--- Begin ---

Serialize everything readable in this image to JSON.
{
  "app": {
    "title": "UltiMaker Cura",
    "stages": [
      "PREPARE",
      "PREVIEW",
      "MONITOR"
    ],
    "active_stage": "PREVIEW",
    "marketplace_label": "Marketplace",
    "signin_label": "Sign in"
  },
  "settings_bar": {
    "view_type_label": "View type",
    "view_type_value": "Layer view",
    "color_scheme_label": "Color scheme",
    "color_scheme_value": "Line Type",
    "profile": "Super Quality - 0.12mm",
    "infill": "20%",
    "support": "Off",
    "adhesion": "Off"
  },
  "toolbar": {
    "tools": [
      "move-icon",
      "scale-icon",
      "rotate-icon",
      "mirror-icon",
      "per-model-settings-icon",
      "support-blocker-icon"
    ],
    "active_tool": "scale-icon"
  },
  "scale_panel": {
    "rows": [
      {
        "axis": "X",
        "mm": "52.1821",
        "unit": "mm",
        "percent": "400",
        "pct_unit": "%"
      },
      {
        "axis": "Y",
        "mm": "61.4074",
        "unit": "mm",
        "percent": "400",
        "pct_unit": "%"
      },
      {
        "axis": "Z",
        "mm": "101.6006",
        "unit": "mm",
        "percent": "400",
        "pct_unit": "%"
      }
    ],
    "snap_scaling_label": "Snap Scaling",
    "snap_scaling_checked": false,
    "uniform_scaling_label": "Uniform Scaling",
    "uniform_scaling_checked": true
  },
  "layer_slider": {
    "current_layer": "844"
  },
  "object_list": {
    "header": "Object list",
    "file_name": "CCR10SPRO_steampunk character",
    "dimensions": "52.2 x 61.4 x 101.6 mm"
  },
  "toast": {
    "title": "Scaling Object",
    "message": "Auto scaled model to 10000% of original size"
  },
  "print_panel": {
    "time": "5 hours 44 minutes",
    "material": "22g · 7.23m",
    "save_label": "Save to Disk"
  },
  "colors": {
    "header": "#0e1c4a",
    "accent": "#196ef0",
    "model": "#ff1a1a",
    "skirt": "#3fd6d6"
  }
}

--- End ---

=== What is needed ===
Locate the word "title" in the records and collect each line it appears in.

=== Solution to this exercise ===
    "title": "UltiMaker Cura",
    "title": "Scaling Object",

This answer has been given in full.